━━ Text under study

Retailers and hospitality companies in England can no longer sell single-use plastic cutlery, balloon sticks, or polystyrene cups and food containers as the single-use plastic ban comes into play.
As of 1 October there are bans and restrictions on a range of what the government described as “polluting single-use plastic items”, meaning retailers, takeaway, food vendor, and hospitality providers are now following new rules.
The new regulations were announced in January 2023, and businesses have had access to further guidance on the single-use plastic ban for several months. As the ban came into force over the weekend, the government said plastic pollution “takes hundreds of years to break down and inflicts serious damage on our ocean, rivers and land”.
Greenhouse gas emissions from plastic’s production and manufacture and how it is disposed were also highlighted as reasons for clamping down on the material’s usage and circulation.
Environment minister Rebecca Pow said: “This new ban is the next big step in our mission to crack down on harmful plastic waste.
“It will protect the environment and help to cut litter – stopping plastic pollution dirtying our streets and threatening our wildlife. This builds on world-leading bans on straws, stirrers and cotton buds, our single-use carrier bag charge and our plastic packaging tax, helping us on our journey to eliminate all avoidable plastic waste by 2042.”
She added that the government has worked with trade bodies and local authorities to help businesses and Trading Standards officers prepare for the new rules.
The single-use plastic ban does not apply to plates, trays and bowls used as packaging in shelf-ready pre-packaged food items as these are set to be included in the extended producer responsibility scheme aimed at incentivising producers to use less packaging and meet higher recycling targets.
UK Hospitality CEO Kate Nicholls remarked: “Hospitality businesses have made huge strides in reducing their plastic usage and that progress has resulted in the vast majority of venues already eliminating single-use cutlery from their operations, a crucial part of our ambitions to reach net zero.
“We’ve been pleased to work with the government to ensure these new bans and restrictions are also practical for hospitality businesses, all while working towards the nation’s sustainability goals.”
Helen Bird, head of material systems at environmental and waste prevention NGO, Wrap, said: “Single-use plastics dominate our world, and have even become embedded into the planet itself.

━━━━
━━ Provided records

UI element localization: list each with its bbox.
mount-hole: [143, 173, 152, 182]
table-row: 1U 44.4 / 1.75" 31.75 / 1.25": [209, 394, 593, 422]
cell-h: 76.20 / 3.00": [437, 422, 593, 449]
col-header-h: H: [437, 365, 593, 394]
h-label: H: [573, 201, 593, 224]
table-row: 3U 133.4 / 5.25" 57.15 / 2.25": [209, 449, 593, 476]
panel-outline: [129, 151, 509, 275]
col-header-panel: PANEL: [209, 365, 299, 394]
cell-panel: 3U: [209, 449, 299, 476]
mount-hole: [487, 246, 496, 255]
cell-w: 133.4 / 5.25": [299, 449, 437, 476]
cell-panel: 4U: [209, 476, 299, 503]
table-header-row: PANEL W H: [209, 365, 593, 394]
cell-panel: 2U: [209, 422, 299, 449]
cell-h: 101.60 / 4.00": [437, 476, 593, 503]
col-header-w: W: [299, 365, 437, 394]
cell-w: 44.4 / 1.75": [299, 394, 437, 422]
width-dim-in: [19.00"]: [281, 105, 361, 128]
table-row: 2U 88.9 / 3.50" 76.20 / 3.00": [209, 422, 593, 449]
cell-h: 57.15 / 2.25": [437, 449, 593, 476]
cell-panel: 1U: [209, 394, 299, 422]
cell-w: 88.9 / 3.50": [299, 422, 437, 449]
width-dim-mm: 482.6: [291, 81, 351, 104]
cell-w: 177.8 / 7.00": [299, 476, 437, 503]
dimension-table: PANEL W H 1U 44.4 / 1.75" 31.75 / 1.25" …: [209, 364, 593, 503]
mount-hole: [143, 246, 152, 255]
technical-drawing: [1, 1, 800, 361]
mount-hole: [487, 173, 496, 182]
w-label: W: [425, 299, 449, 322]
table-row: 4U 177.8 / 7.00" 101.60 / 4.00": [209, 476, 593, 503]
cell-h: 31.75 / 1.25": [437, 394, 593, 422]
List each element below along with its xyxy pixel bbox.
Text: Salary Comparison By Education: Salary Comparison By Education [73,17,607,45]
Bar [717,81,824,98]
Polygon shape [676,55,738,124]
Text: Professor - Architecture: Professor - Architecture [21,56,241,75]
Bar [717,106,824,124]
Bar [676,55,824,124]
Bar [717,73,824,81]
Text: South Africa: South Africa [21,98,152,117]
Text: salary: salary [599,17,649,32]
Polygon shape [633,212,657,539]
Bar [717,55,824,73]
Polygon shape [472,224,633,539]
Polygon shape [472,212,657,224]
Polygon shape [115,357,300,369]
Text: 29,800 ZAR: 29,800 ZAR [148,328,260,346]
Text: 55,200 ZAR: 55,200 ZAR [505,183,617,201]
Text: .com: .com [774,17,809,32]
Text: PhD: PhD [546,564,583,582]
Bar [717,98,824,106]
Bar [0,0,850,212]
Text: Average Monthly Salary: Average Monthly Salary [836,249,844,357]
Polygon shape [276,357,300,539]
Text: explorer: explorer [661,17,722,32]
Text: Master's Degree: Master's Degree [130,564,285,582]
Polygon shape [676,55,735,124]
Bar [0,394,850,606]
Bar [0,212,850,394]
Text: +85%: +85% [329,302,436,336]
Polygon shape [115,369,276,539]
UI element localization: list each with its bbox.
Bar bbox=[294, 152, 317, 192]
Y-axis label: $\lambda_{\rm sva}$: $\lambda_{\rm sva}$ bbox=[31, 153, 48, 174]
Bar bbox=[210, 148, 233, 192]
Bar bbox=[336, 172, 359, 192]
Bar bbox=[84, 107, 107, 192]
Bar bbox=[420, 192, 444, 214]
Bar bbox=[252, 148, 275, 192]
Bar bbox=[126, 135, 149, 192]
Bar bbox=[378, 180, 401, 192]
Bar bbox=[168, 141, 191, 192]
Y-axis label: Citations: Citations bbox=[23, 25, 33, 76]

━━━━

#### [Brief 1]
Please restate the article on England's single-use plastic ban, starting with "As of 1 October" and going on through "usage and circulation.", substituting "rules" for "regulations".
#### [Brief 2]
Translate this sentence from the article on England's single-use plastic ban into Spanish: "She added that the government has worked with trade bodies and local authorities to help businesses and Trading Standards officers prepare for the new rules."

#### [Worked solution 1]
As of 1 October there are bans and restrictions on a range of what the government described as “polluting single-use plastic items”, meaning retailers, takeaway, food vendor, and hospitality providers are now following new rules.
The new rules were announced in January 2023, and businesses have had access to further guidance on the single-use plastic ban for several months. As the ban came into force over the weekend, the government said plastic pollution “takes hundreds of years to break down and inflicts serious damage on our ocean, rivers and land”.
Greenhouse gas emissions from plastic’s production and manufacture and how it is disposed were also highlighted as reasons for clamping down on the material’s usage and circulation.

#### [Worked solution 2]
Añadió que el gobierno ha trabajado con organizaciones comerciales y autoridades locales para ayudar a las empresas y a los funcionarios de Trading Standards a prepararse para las nuevas normas.